- EXERCISE AIM
No images are to be carried over; print all other material exactly as it stands.

[Dataset records]
┌──
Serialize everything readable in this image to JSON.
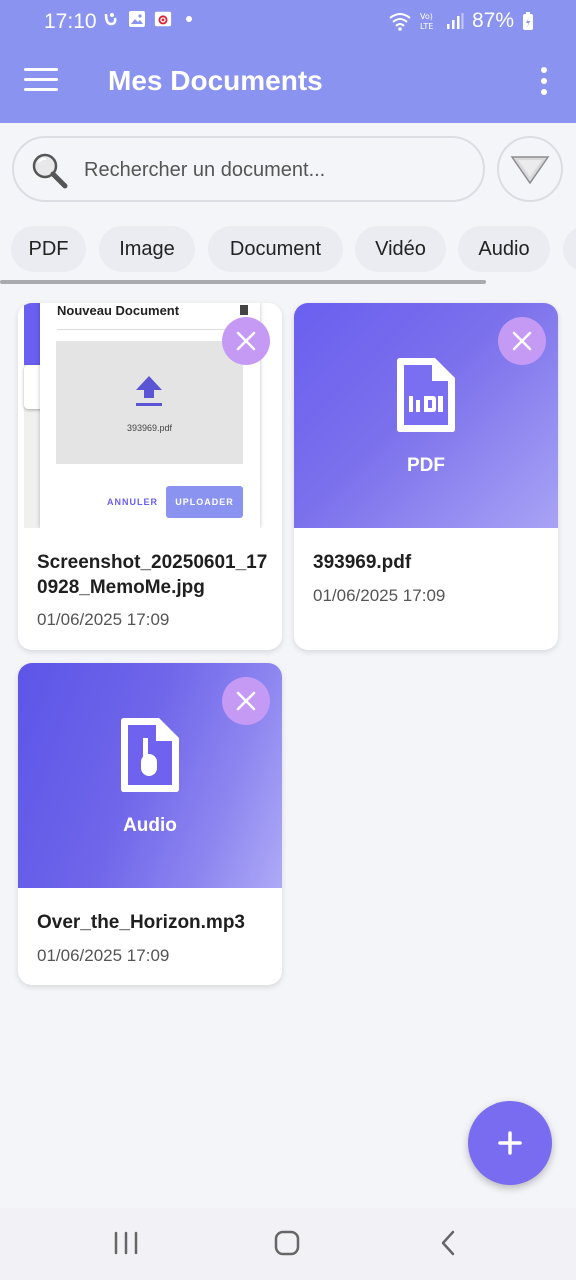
{
  "status_bar": {
    "time": "17:10",
    "battery_percent": "87%"
  },
  "app_bar": {
    "title": "Mes Documents",
    "menu_icon": "hamburger-menu-icon",
    "more_icon": "more-vert-icon",
    "background_color": "#8a93f0"
  },
  "search": {
    "placeholder": "Rechercher un document...",
    "value": "",
    "icon": "search-icon",
    "filter_icon": "triangle-down-icon"
  },
  "filters": {
    "chips": [
      {
        "label": "PDF"
      },
      {
        "label": "Image"
      },
      {
        "label": "Document"
      },
      {
        "label": "Vidéo"
      },
      {
        "label": "Audio"
      }
    ]
  },
  "documents": [
    {
      "name": "Screenshot_20250601_170928_MemoMe.jpg",
      "date": "01/06/2025 17:09",
      "type": "image",
      "preview": {
        "dialog_title": "Nouveau Document",
        "file_name": "393969.pdf",
        "cancel_label": "ANNULER",
        "upload_label": "UPLOADER"
      }
    },
    {
      "name": "393969.pdf",
      "date": "01/06/2025 17:09",
      "type_label": "PDF",
      "icon": "pdf-file-icon"
    },
    {
      "name": "Over_the_Horizon.mp3",
      "date": "01/06/2025 17:09",
      "type_label": "Audio",
      "icon": "audio-file-icon"
    }
  ],
  "fab": {
    "icon": "plus-icon",
    "color": "#7a6cf0"
  },
  "nav_bar": {
    "recents_icon": "recents-icon",
    "home_icon": "home-icon",
    "back_icon": "back-icon"
  }
}
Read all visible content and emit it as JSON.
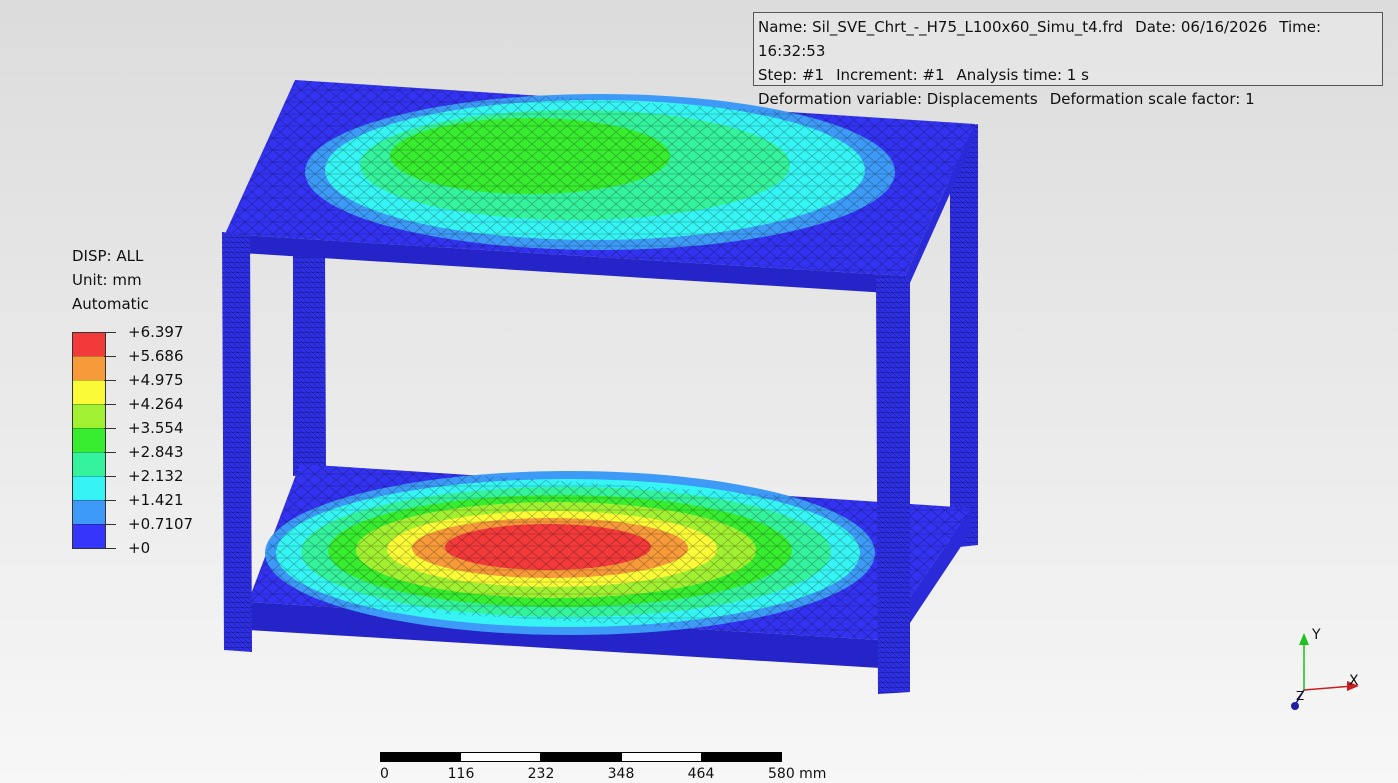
{
  "info": {
    "name": "Name: Sil_SVE_Chrt_-_H75_L100x60_Simu_t4.frd",
    "date": "Date: 06/16/2026",
    "time": "Time: 16:32:53",
    "step": "Step: #1",
    "increment": "Increment: #1",
    "analysis_time": "Analysis time: 1 s",
    "deformation_variable": "Deformation variable: Displacements",
    "deformation_scale": "Deformation scale factor: 1"
  },
  "legend": {
    "title": "DISP: ALL",
    "unit": "Unit: mm",
    "mode": "Automatic",
    "labels": [
      "+6.397",
      "+5.686",
      "+4.975",
      "+4.264",
      "+3.554",
      "+2.843",
      "+2.132",
      "+1.421",
      "+0.7107",
      "+0"
    ],
    "colors": [
      "#f23a3a",
      "#f79a3a",
      "#fafa38",
      "#a2f032",
      "#38ec30",
      "#35f29c",
      "#36f4f4",
      "#3d9af6",
      "#3636fa"
    ]
  },
  "scale_bar": {
    "ticks": [
      "0",
      "116",
      "232",
      "348",
      "464",
      "580 mm"
    ]
  },
  "axes": {
    "x": "X",
    "y": "Y",
    "z": "Z"
  }
}
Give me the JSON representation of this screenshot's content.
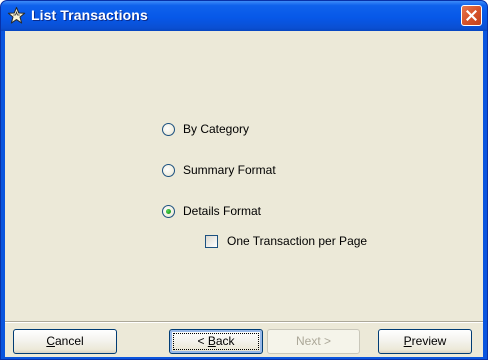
{
  "window": {
    "title": "List Transactions",
    "title_icon": "star-icon",
    "close_icon": "close-icon"
  },
  "options": [
    {
      "label": "By Category",
      "type": "radio",
      "checked": false
    },
    {
      "label": "Summary Format",
      "type": "radio",
      "checked": false
    },
    {
      "label": "Details Format",
      "type": "radio",
      "checked": true
    },
    {
      "label": "One Transaction per Page",
      "type": "checkbox",
      "checked": false
    }
  ],
  "buttons": {
    "cancel": {
      "mnemonic": "C",
      "rest": "ancel"
    },
    "back": {
      "prefix": "< ",
      "mnemonic": "B",
      "rest": "ack"
    },
    "next": {
      "label": "Next >",
      "enabled": false
    },
    "preview": {
      "mnemonic": "P",
      "rest": "review"
    }
  },
  "colors": {
    "titlebar": "#0758e8",
    "dialog_bg": "#ece9d8",
    "close_button": "#d6532b",
    "radio_dot": "#21a121"
  }
}
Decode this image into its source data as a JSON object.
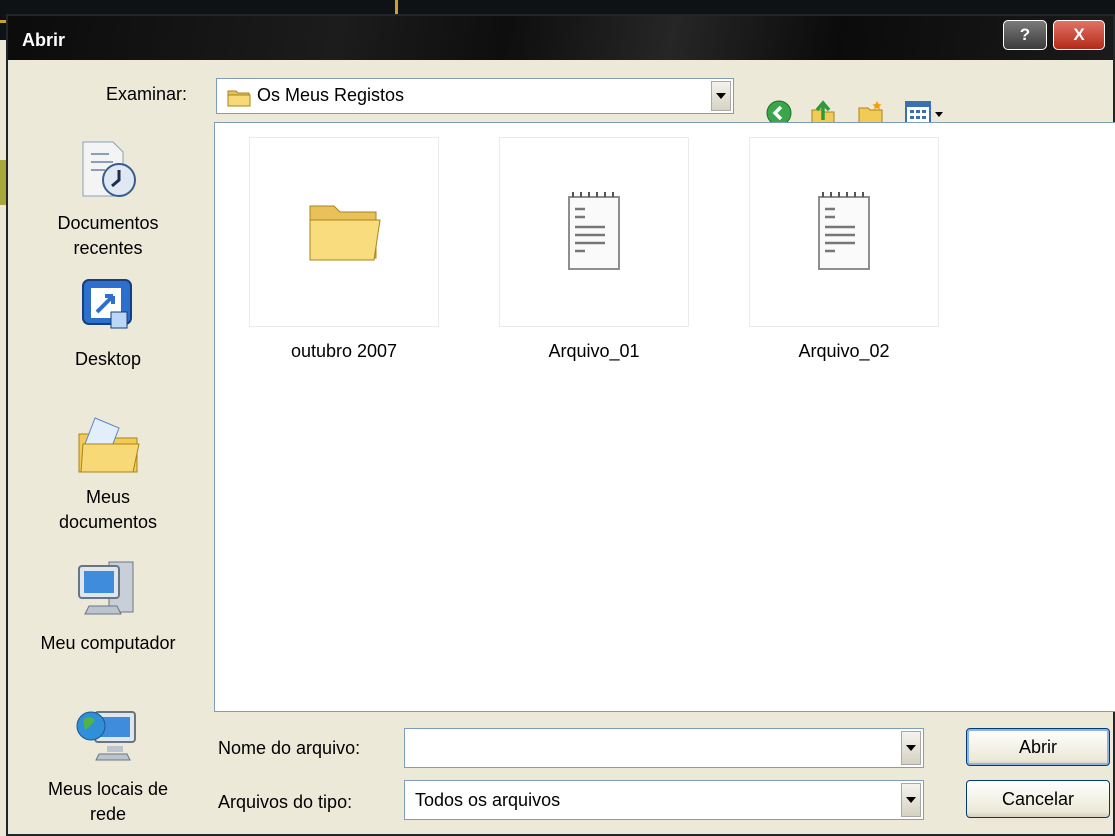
{
  "dialog": {
    "title": "Abrir",
    "help_label": "?",
    "close_label": "X"
  },
  "look_in": {
    "label": "Examinar:",
    "value": "Os Meus Registos"
  },
  "toolbar": {
    "icons": [
      "back-icon",
      "up-folder-icon",
      "new-folder-icon",
      "view-menu-icon"
    ]
  },
  "places": [
    {
      "label_lines": [
        "Documentos",
        "recentes"
      ],
      "icon": "recent-documents-icon"
    },
    {
      "label_lines": [
        "Desktop"
      ],
      "icon": "desktop-icon"
    },
    {
      "label_lines": [
        "Meus",
        "documentos"
      ],
      "icon": "my-documents-icon"
    },
    {
      "label_lines": [
        "Meu computador"
      ],
      "icon": "my-computer-icon"
    },
    {
      "label_lines": [
        "Meus locais de",
        "rede"
      ],
      "icon": "network-places-icon"
    }
  ],
  "files": [
    {
      "name": "outubro 2007",
      "type": "folder"
    },
    {
      "name": "Arquivo_01",
      "type": "text"
    },
    {
      "name": "Arquivo_02",
      "type": "text"
    }
  ],
  "filename": {
    "label": "Nome do arquivo:",
    "value": ""
  },
  "filetype": {
    "label": "Arquivos do tipo:",
    "value": "Todos os arquivos"
  },
  "buttons": {
    "open": "Abrir",
    "cancel": "Cancelar"
  },
  "colors": {
    "dialog_face": "#ece9d8",
    "field_border": "#7f9db9",
    "close_red": "#c7402f"
  }
}
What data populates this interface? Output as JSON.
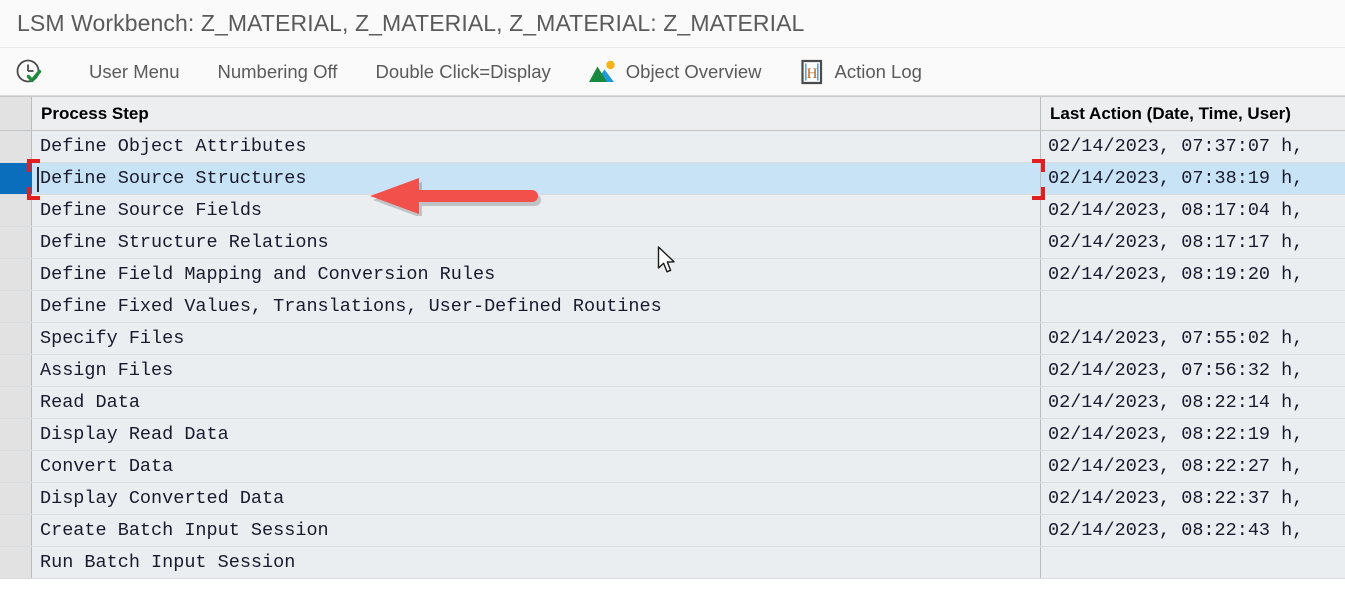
└──
- CORRECT RESULT
Serialize everything readable in this image to JSON.
{
  "status_bar": {
    "time": "17:10",
    "battery_percent": "87%"
  },
  "app_bar": {
    "title": "Mes Documents",
    "menu_icon": "hamburger-menu-icon",
    "more_icon": "more-vert-icon",
    "background_color": "#8a93f0"
  },
  "search": {
    "placeholder": "Rechercher un document...",
    "value": "",
    "icon": "search-icon",
    "filter_icon": "triangle-down-icon"
  },
  "filters": {
    "chips": [
      {
        "label": "PDF"
      },
      {
        "label": "Image"
      },
      {
        "label": "Document"
      },
      {
        "label": "Vidéo"
      },
      {
        "label": "Audio"
      }
    ]
  },
  "documents": [
    {
      "name": "Screenshot_20250601_170928_MemoMe.jpg",
      "date": "01/06/2025 17:09",
      "type": "image",
      "preview": {
        "dialog_title": "Nouveau Document",
        "file_name": "393969.pdf",
        "cancel_label": "ANNULER",
        "upload_label": "UPLOADER"
      }
    },
    {
      "name": "393969.pdf",
      "date": "01/06/2025 17:09",
      "type_label": "PDF",
      "icon": "pdf-file-icon"
    },
    {
      "name": "Over_the_Horizon.mp3",
      "date": "01/06/2025 17:09",
      "type_label": "Audio",
      "icon": "audio-file-icon"
    }
  ],
  "fab": {
    "icon": "plus-icon",
    "color": "#7a6cf0"
  },
  "nav_bar": {
    "recents_icon": "recents-icon",
    "home_icon": "home-icon",
    "back_icon": "back-icon"
  }
}
Read all visible content and emit it as JSON.
{
  "info": {
    "name": "Name: Sil_SVE_Chrt_-_H75_L100x60_Simu_t4.frd",
    "date": "Date: 06/16/2026",
    "time": "Time: 16:32:53",
    "step": "Step: #1",
    "increment": "Increment: #1",
    "analysis_time": "Analysis time: 1 s",
    "deformation_variable": "Deformation variable: Displacements",
    "deformation_scale": "Deformation scale factor: 1"
  },
  "legend": {
    "title": "DISP: ALL",
    "unit": "Unit: mm",
    "mode": "Automatic",
    "labels": [
      "+6.397",
      "+5.686",
      "+4.975",
      "+4.264",
      "+3.554",
      "+2.843",
      "+2.132",
      "+1.421",
      "+0.7107",
      "+0"
    ],
    "colors": [
      "#f23a3a",
      "#f79a3a",
      "#fafa38",
      "#a2f032",
      "#38ec30",
      "#35f29c",
      "#36f4f4",
      "#3d9af6",
      "#3636fa"
    ]
  },
  "scale_bar": {
    "ticks": [
      "0",
      "116",
      "232",
      "348",
      "464",
      "580 mm"
    ]
  },
  "axes": {
    "x": "X",
    "y": "Y",
    "z": "Z"
  }
}
Give me the JSON representation of this screenshot's content.
{
  "window": {
    "title": "List Transactions",
    "title_icon": "star-icon",
    "close_icon": "close-icon"
  },
  "options": [
    {
      "label": "By Category",
      "type": "radio",
      "checked": false
    },
    {
      "label": "Summary Format",
      "type": "radio",
      "checked": false
    },
    {
      "label": "Details Format",
      "type": "radio",
      "checked": true
    },
    {
      "label": "One Transaction per Page",
      "type": "checkbox",
      "checked": false
    }
  ],
  "buttons": {
    "cancel": {
      "mnemonic": "C",
      "rest": "ancel"
    },
    "back": {
      "prefix": "< ",
      "mnemonic": "B",
      "rest": "ack"
    },
    "next": {
      "label": "Next >",
      "enabled": false
    },
    "preview": {
      "mnemonic": "P",
      "rest": "review"
    }
  },
  "colors": {
    "titlebar": "#0758e8",
    "dialog_bg": "#ece9d8",
    "close_button": "#d6532b",
    "radio_dot": "#21a121"
  }
}
Decode this image into its source data as a JSON object.
{
  "dialog": {
    "title": "Abrir",
    "help_label": "?",
    "close_label": "X"
  },
  "look_in": {
    "label": "Examinar:",
    "value": "Os Meus Registos"
  },
  "toolbar": {
    "icons": [
      "back-icon",
      "up-folder-icon",
      "new-folder-icon",
      "view-menu-icon"
    ]
  },
  "places": [
    {
      "label_lines": [
        "Documentos",
        "recentes"
      ],
      "icon": "recent-documents-icon"
    },
    {
      "label_lines": [
        "Desktop"
      ],
      "icon": "desktop-icon"
    },
    {
      "label_lines": [
        "Meus",
        "documentos"
      ],
      "icon": "my-documents-icon"
    },
    {
      "label_lines": [
        "Meu computador"
      ],
      "icon": "my-computer-icon"
    },
    {
      "label_lines": [
        "Meus locais de",
        "rede"
      ],
      "icon": "network-places-icon"
    }
  ],
  "files": [
    {
      "name": "outubro 2007",
      "type": "folder"
    },
    {
      "name": "Arquivo_01",
      "type": "text"
    },
    {
      "name": "Arquivo_02",
      "type": "text"
    }
  ],
  "filename": {
    "label": "Nome do arquivo:",
    "value": ""
  },
  "filetype": {
    "label": "Arquivos do tipo:",
    "value": "Todos os arquivos"
  },
  "buttons": {
    "open": "Abrir",
    "cancel": "Cancelar"
  },
  "colors": {
    "dialog_face": "#ece9d8",
    "field_border": "#7f9db9",
    "close_red": "#c7402f"
  }
}
What data populates this interface? Output as JSON.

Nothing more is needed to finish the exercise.